[Recorded data]
• • • •

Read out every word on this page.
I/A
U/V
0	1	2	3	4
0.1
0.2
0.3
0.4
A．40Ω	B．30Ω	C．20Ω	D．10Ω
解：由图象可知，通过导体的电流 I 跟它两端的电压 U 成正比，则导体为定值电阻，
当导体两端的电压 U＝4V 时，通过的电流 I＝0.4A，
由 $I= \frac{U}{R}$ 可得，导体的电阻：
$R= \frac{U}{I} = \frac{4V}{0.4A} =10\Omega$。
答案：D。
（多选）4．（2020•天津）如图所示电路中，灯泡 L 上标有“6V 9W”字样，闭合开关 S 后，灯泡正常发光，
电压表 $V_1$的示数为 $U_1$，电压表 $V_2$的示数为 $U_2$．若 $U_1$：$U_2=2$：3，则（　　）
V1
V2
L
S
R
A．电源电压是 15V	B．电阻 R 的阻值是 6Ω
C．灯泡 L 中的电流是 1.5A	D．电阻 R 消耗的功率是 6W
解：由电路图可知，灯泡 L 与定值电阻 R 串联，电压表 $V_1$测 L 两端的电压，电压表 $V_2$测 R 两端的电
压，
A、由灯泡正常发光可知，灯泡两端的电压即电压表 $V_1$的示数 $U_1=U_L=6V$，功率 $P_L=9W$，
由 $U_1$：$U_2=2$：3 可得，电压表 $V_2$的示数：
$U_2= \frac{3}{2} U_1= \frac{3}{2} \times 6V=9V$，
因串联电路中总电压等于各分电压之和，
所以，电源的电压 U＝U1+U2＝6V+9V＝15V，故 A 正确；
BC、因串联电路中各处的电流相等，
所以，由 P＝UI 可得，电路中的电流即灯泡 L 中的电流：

• • • •

What the task asks: Write out all of the records above exactly as they appear.

Written solution:
Read out every word on this page.
I/A
U/V
0	1	2	3	4
0.1
0.2
0.3
0.4
A．40Ω	B．30Ω	C．20Ω	D．10Ω
解：由图象可知，通过导体的电流 I 跟它两端的电压 U 成正比，则导体为定值电阻，
当导体两端的电压 U＝4V 时，通过的电流 I＝0.4A，
由 $I= \frac{U}{R}$ 可得，导体的电阻：
$R= \frac{U}{I} = \frac{4V}{0.4A} =10\Omega$。
答案：D。
（多选）4．（2020•天津）如图所示电路中，灯泡 L 上标有“6V 9W”字样，闭合开关 S 后，灯泡正常发光，
电压表 $V_1$的示数为 $U_1$，电压表 $V_2$的示数为 $U_2$．若 $U_1$：$U_2=2$：3，则（　　）
V1
V2
L
S
R
A．电源电压是 15V	B．电阻 R 的阻值是 6Ω
C．灯泡 L 中的电流是 1.5A	D．电阻 R 消耗的功率是 6W
解：由电路图可知，灯泡 L 与定值电阻 R 串联，电压表 $V_1$测 L 两端的电压，电压表 $V_2$测 R 两端的电
压，
A、由灯泡正常发光可知，灯泡两端的电压即电压表 $V_1$的示数 $U_1=U_L=6V$，功率 $P_L=9W$，
由 $U_1$：$U_2=2$：3 可得，电压表 $V_2$的示数：
$U_2= \frac{3}{2} U_1= \frac{3}{2} \times 6V=9V$，
因串联电路中总电压等于各分电压之和，
所以，电源的电压 U＝U1+U2＝6V+9V＝15V，故 A 正确；
BC、因串联电路中各处的电流相等，
所以，由 P＝UI 可得，电路中的电流即灯泡 L 中的电流：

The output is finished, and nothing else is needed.